─── ROWS ───
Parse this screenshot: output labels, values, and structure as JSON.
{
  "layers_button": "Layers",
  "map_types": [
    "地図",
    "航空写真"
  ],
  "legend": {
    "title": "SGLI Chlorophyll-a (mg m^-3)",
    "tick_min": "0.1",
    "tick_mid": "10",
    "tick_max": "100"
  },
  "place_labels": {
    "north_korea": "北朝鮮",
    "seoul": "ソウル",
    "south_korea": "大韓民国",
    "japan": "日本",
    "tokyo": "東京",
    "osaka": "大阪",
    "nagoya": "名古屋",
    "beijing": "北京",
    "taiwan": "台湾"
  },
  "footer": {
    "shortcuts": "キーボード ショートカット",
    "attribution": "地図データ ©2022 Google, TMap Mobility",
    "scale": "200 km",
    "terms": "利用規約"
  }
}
───
● TASK:
Every entry should be output exactly as written, please.

● EXERCISE RESPONSE:
Parse this screenshot: output labels, values, and structure as JSON.
{
  "layers_button": "Layers",
  "map_types": [
    "地図",
    "航空写真"
  ],
  "legend": {
    "title": "SGLI Chlorophyll-a (mg m^-3)",
    "tick_min": "0.1",
    "tick_mid": "10",
    "tick_max": "100"
  },
  "place_labels": {
    "north_korea": "北朝鮮",
    "seoul": "ソウル",
    "south_korea": "大韓民国",
    "japan": "日本",
    "tokyo": "東京",
    "osaka": "大阪",
    "nagoya": "名古屋",
    "beijing": "北京",
    "taiwan": "台湾"
  },
  "footer": {
    "shortcuts": "キーボード ショートカット",
    "attribution": "地図データ ©2022 Google, TMap Mobility",
    "scale": "200 km",
    "terms": "利用規約"
  }
}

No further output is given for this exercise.